**Task**
Report each line of the data that has "real" somewhere in it.

Data records:
════

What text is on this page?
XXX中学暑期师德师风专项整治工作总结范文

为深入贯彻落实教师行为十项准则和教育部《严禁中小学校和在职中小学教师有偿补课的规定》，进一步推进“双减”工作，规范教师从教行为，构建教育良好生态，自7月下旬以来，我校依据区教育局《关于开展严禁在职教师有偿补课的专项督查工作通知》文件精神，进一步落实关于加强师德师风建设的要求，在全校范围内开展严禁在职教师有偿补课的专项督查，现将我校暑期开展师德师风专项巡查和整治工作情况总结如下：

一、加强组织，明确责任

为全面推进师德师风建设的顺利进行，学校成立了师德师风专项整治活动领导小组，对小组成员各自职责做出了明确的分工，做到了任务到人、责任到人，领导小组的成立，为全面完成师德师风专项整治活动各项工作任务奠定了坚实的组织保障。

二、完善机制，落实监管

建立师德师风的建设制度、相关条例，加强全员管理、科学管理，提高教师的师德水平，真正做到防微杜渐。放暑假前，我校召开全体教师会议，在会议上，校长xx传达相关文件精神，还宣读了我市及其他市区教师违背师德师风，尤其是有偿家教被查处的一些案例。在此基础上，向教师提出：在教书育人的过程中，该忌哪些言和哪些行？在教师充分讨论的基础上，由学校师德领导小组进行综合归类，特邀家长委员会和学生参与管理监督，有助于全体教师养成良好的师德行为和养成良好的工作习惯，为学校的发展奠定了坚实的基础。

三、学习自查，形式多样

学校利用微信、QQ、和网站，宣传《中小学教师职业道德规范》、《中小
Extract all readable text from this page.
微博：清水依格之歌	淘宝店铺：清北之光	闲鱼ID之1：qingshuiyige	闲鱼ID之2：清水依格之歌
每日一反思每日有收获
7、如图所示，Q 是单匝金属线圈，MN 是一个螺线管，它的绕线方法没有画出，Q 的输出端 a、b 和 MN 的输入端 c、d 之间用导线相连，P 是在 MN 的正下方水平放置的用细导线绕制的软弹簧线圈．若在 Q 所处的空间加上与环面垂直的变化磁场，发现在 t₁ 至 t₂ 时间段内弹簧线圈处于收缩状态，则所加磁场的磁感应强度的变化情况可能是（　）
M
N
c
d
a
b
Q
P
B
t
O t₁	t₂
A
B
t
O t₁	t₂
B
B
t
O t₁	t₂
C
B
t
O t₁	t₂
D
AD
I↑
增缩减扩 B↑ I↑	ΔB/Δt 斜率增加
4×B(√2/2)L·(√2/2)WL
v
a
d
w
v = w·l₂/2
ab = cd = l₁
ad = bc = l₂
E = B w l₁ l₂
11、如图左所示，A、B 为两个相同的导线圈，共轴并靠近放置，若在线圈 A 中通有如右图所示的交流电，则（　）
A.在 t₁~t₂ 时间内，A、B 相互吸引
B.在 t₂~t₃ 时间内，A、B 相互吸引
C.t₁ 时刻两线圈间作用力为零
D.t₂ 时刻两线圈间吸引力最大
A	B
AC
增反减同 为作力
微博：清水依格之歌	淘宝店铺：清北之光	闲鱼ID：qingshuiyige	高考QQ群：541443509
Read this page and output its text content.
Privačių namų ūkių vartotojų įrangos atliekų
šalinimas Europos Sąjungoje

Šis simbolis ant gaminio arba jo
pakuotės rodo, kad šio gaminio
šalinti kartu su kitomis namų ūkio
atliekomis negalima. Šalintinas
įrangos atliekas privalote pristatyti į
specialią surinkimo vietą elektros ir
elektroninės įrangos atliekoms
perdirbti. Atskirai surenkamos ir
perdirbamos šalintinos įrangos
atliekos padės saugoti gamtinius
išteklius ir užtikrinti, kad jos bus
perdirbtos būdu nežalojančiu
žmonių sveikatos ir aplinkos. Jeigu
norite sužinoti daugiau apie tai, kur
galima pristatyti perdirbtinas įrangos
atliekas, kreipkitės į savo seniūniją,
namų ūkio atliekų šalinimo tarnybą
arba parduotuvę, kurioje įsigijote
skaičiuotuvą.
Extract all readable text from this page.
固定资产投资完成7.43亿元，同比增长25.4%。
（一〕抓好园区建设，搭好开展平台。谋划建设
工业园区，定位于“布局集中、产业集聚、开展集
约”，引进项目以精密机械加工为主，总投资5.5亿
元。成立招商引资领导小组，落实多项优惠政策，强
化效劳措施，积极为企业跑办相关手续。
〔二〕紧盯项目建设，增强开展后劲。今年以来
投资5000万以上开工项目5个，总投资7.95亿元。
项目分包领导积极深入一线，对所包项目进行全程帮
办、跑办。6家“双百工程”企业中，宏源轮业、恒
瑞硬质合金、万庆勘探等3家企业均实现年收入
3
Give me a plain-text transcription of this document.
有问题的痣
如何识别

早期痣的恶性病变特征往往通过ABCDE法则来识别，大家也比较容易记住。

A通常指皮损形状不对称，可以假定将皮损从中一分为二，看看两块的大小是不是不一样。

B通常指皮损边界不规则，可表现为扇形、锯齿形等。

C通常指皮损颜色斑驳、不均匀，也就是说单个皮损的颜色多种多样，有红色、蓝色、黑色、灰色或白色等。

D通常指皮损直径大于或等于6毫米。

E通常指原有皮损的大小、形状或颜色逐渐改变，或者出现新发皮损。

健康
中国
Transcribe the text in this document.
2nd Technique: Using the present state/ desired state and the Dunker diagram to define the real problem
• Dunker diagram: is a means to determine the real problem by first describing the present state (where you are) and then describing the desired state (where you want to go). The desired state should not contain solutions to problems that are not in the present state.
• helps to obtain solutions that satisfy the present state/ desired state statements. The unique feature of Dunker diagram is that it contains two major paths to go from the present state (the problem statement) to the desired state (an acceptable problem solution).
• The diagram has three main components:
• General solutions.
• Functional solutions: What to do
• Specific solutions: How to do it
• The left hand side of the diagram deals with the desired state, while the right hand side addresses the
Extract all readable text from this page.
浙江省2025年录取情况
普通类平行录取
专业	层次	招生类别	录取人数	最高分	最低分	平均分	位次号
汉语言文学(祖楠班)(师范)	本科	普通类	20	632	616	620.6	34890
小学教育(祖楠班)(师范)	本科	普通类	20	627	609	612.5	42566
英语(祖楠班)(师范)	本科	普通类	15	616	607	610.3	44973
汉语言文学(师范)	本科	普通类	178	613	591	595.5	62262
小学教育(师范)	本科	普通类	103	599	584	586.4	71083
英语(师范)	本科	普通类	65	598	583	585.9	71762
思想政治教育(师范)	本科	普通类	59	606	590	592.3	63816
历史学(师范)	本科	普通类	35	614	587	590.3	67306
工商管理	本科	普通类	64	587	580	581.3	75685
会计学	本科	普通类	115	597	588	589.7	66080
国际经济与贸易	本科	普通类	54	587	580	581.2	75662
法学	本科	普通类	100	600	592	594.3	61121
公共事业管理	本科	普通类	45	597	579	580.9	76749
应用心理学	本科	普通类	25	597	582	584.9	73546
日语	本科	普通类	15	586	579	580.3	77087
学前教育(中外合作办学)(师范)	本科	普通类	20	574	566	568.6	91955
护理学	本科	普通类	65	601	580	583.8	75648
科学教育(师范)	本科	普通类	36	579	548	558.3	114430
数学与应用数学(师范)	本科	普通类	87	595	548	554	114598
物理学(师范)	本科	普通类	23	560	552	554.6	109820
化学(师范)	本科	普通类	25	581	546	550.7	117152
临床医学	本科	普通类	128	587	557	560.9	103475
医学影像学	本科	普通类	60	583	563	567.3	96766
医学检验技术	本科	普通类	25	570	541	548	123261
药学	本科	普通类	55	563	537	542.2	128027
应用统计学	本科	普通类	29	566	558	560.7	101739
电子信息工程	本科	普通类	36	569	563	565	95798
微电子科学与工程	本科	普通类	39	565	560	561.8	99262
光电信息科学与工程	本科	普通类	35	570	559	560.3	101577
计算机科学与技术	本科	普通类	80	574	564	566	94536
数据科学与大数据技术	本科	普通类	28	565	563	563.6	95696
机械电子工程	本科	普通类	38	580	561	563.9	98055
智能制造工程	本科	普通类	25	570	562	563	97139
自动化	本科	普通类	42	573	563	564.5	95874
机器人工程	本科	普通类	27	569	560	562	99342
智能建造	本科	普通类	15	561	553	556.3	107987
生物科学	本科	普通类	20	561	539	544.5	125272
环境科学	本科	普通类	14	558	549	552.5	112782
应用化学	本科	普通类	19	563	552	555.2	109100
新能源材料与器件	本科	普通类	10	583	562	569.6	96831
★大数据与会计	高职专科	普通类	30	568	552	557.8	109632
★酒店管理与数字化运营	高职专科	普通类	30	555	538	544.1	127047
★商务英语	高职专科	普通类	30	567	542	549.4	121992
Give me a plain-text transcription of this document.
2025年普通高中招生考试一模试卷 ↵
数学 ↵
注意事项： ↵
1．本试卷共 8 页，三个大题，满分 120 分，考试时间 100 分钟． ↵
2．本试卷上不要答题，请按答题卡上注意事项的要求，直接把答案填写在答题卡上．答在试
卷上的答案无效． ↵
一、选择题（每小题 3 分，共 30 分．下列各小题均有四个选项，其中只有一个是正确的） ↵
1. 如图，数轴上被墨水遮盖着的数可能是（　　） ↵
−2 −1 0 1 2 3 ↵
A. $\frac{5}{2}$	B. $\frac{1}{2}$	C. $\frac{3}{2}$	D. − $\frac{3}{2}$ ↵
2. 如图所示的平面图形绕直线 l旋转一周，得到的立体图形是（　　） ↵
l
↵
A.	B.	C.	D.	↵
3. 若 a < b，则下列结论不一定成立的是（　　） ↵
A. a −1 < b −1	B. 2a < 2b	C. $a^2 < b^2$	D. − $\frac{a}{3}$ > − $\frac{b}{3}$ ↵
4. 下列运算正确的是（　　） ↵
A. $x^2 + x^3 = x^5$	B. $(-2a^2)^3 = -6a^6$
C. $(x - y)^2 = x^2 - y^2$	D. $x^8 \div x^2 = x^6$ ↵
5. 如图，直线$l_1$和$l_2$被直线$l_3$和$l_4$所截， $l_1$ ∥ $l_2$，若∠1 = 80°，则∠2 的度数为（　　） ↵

════

**Complete answer**
2nd Technique: Using the present state/ desired state and the Dunker diagram to define the real problem
• Dunker diagram: is a means to determine the real problem by first describing the present state (where you are) and then describing the desired state (where you want to go). The desired state should not contain solutions to problems that are not in the present state.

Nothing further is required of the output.